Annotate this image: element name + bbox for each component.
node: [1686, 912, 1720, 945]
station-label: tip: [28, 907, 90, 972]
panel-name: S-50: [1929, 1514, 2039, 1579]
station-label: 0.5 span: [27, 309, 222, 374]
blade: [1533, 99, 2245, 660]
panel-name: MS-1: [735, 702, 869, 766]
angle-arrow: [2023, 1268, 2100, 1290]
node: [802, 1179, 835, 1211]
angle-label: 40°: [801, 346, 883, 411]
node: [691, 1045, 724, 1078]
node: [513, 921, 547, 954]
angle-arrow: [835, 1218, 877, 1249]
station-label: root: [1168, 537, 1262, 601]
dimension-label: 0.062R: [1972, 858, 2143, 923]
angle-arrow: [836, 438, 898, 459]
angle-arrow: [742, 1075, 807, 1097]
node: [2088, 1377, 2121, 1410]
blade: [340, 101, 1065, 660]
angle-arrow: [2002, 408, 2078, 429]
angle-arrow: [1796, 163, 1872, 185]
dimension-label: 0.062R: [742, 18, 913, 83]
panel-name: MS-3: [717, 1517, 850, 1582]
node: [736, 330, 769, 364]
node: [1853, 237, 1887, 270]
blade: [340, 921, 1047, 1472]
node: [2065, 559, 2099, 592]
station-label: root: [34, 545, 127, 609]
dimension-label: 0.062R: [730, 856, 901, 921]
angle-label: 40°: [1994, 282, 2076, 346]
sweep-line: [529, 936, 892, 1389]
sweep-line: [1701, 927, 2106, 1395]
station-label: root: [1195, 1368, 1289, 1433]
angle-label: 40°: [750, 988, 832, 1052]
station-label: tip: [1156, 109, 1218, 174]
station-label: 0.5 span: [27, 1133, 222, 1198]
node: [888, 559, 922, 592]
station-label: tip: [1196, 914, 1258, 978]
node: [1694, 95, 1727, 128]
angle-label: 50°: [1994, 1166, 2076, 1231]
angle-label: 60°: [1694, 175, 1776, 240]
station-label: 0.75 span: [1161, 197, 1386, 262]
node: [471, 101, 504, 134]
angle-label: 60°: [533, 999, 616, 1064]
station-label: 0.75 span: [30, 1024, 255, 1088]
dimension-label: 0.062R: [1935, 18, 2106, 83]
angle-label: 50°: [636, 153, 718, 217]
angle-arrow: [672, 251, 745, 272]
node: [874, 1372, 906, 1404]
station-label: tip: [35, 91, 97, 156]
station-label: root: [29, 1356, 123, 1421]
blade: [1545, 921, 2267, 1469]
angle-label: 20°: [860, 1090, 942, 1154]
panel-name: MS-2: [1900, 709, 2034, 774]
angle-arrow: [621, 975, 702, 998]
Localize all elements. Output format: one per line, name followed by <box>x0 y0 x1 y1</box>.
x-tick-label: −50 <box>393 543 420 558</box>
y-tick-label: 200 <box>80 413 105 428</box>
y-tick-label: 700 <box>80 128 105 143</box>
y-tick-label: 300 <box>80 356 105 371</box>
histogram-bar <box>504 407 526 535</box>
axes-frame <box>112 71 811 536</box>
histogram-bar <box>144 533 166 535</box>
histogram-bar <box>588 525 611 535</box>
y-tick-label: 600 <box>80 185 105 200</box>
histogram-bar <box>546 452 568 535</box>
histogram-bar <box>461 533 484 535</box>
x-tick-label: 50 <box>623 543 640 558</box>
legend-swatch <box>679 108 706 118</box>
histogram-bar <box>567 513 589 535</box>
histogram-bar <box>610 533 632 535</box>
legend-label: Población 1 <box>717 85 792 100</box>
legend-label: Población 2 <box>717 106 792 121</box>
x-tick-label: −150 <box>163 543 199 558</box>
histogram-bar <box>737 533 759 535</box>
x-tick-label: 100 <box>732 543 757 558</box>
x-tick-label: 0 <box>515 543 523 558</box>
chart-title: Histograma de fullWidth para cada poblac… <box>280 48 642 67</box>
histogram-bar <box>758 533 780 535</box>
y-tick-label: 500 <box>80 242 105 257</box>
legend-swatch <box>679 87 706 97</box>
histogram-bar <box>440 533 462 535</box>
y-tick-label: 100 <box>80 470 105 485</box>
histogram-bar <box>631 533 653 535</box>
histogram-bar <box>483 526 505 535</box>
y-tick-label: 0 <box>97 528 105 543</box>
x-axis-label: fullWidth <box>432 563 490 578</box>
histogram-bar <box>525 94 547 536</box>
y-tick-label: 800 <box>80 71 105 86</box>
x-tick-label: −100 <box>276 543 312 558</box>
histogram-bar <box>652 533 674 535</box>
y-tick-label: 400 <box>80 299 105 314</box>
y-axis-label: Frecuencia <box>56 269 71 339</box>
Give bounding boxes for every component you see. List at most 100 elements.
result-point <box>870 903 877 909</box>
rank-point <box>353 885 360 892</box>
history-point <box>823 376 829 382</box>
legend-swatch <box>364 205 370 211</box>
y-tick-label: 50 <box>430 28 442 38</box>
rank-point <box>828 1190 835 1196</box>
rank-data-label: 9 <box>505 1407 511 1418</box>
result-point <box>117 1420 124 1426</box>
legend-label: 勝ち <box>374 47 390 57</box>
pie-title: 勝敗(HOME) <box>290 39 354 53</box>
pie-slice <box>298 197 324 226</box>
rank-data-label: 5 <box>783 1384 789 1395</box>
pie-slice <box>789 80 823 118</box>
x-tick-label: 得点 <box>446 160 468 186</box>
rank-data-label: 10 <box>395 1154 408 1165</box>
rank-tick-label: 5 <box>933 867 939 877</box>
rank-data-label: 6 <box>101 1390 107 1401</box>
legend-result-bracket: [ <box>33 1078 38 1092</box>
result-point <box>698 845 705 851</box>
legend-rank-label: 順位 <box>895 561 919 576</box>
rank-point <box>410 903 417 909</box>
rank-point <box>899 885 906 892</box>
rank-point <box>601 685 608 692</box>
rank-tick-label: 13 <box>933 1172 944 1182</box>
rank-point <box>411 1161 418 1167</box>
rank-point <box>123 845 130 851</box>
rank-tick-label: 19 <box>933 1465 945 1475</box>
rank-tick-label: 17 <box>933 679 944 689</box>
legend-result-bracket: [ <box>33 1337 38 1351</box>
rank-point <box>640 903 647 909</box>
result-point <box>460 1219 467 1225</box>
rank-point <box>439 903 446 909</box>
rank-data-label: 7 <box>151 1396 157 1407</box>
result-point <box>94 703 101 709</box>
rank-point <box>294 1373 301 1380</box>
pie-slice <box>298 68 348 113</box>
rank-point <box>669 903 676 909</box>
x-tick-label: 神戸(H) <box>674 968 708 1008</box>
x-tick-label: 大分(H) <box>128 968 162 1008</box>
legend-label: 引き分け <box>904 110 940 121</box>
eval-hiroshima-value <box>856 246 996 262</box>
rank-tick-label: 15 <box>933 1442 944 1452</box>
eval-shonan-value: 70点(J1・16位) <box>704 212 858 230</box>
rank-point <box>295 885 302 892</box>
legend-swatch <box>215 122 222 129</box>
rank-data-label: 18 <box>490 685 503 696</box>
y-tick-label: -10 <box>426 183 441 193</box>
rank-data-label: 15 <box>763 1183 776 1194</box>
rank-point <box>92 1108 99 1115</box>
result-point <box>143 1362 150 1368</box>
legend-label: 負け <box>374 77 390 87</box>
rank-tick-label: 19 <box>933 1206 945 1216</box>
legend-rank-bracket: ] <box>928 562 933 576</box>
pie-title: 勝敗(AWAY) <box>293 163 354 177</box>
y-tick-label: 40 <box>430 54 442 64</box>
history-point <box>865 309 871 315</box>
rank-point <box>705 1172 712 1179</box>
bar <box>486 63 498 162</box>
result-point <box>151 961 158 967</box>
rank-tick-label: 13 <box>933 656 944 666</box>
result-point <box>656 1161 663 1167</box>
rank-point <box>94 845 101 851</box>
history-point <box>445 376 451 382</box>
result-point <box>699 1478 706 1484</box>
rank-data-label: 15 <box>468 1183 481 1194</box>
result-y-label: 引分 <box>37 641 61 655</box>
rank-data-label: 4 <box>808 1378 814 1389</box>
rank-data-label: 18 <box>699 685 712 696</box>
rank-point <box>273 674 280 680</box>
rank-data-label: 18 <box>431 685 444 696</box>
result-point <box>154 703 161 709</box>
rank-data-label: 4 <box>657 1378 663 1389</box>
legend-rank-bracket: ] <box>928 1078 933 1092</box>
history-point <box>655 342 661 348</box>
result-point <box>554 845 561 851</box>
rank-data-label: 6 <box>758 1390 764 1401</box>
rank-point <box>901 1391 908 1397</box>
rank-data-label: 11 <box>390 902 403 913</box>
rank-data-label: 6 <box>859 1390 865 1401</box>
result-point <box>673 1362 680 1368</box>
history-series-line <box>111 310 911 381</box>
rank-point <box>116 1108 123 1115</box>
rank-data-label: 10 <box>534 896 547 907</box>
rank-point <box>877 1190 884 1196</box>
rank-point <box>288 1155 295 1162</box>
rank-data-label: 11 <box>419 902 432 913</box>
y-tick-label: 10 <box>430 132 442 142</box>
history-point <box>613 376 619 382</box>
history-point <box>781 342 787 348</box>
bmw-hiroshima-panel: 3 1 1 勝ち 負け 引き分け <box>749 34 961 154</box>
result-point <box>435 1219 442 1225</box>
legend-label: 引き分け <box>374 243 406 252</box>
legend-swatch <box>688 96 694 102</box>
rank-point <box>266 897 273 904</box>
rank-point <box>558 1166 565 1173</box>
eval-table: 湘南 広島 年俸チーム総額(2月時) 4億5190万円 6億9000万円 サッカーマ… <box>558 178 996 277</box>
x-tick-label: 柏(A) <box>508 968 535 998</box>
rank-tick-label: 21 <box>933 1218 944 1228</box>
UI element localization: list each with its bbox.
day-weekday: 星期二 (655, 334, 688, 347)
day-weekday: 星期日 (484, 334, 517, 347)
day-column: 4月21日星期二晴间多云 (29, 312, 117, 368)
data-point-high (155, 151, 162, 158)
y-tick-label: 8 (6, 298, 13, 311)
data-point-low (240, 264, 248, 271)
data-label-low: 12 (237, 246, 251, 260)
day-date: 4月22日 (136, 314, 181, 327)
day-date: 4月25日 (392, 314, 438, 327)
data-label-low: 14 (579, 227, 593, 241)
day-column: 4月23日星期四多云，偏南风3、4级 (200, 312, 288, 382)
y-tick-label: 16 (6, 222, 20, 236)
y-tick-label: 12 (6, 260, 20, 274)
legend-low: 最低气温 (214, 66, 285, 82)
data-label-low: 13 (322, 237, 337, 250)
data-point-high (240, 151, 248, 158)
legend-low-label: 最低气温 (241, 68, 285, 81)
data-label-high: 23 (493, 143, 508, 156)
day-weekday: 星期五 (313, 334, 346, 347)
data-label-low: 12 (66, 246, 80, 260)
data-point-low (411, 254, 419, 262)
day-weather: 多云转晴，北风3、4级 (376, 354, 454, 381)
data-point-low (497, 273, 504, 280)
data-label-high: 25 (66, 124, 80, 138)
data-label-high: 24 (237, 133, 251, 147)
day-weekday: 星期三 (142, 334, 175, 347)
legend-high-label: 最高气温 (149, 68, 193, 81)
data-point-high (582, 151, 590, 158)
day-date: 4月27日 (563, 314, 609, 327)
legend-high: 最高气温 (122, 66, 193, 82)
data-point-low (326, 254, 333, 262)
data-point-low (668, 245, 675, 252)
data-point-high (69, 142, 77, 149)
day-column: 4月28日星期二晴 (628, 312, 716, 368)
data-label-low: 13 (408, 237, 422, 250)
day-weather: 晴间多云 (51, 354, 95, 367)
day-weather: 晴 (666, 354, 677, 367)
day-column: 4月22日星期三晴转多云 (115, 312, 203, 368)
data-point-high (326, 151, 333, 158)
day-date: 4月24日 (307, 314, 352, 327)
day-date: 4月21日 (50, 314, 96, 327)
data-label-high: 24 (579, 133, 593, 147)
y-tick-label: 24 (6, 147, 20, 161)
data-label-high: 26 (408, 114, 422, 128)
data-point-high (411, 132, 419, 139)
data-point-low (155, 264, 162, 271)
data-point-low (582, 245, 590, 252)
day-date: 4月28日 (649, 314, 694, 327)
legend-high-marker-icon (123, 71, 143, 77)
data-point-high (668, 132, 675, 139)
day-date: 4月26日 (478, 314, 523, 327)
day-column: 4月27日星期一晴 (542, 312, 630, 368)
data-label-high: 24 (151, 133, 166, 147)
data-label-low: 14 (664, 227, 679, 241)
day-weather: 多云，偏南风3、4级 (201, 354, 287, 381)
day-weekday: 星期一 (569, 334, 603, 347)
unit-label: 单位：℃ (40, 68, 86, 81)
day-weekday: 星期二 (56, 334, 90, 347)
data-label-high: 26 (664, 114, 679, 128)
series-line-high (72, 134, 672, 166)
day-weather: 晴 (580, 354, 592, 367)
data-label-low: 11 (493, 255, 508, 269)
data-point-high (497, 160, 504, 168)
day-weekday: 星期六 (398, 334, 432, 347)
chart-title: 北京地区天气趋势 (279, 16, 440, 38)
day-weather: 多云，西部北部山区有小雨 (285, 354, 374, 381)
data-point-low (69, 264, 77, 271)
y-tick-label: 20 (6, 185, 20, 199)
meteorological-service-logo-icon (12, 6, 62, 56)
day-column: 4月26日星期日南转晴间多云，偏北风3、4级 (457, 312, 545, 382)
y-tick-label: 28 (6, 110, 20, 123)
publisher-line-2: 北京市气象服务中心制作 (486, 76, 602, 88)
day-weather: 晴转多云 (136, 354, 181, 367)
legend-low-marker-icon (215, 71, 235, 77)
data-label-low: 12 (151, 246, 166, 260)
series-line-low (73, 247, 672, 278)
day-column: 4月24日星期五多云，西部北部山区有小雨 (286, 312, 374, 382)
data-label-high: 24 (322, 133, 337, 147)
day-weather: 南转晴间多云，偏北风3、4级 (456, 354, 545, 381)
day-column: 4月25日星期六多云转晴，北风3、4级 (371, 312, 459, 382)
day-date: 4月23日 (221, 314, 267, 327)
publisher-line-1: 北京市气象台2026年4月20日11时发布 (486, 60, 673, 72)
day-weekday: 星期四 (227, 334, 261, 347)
----
Copy out the records word for word, from the first line through the line containing "dimension-label: 0.062R: [742, 18, 913, 83]", with both ends included.

- **TASK RESULT**:
Annotate this image: element name + bbox for each component.
node: [1686, 912, 1720, 945]
station-label: tip: [28, 907, 90, 972]
panel-name: S-50: [1929, 1514, 2039, 1579]
station-label: 0.5 span: [27, 309, 222, 374]
blade: [1533, 99, 2245, 660]
panel-name: MS-1: [735, 702, 869, 766]
angle-arrow: [2023, 1268, 2100, 1290]
node: [802, 1179, 835, 1211]
angle-label: 40°: [801, 346, 883, 411]
node: [691, 1045, 724, 1078]
node: [513, 921, 547, 954]
angle-arrow: [835, 1218, 877, 1249]
station-label: root: [1168, 537, 1262, 601]
dimension-label: 0.062R: [1972, 858, 2143, 923]
angle-arrow: [836, 438, 898, 459]
angle-arrow: [742, 1075, 807, 1097]
node: [2088, 1377, 2121, 1410]
blade: [340, 101, 1065, 660]
angle-arrow: [2002, 408, 2078, 429]
angle-arrow: [1796, 163, 1872, 185]
dimension-label: 0.062R: [742, 18, 913, 83]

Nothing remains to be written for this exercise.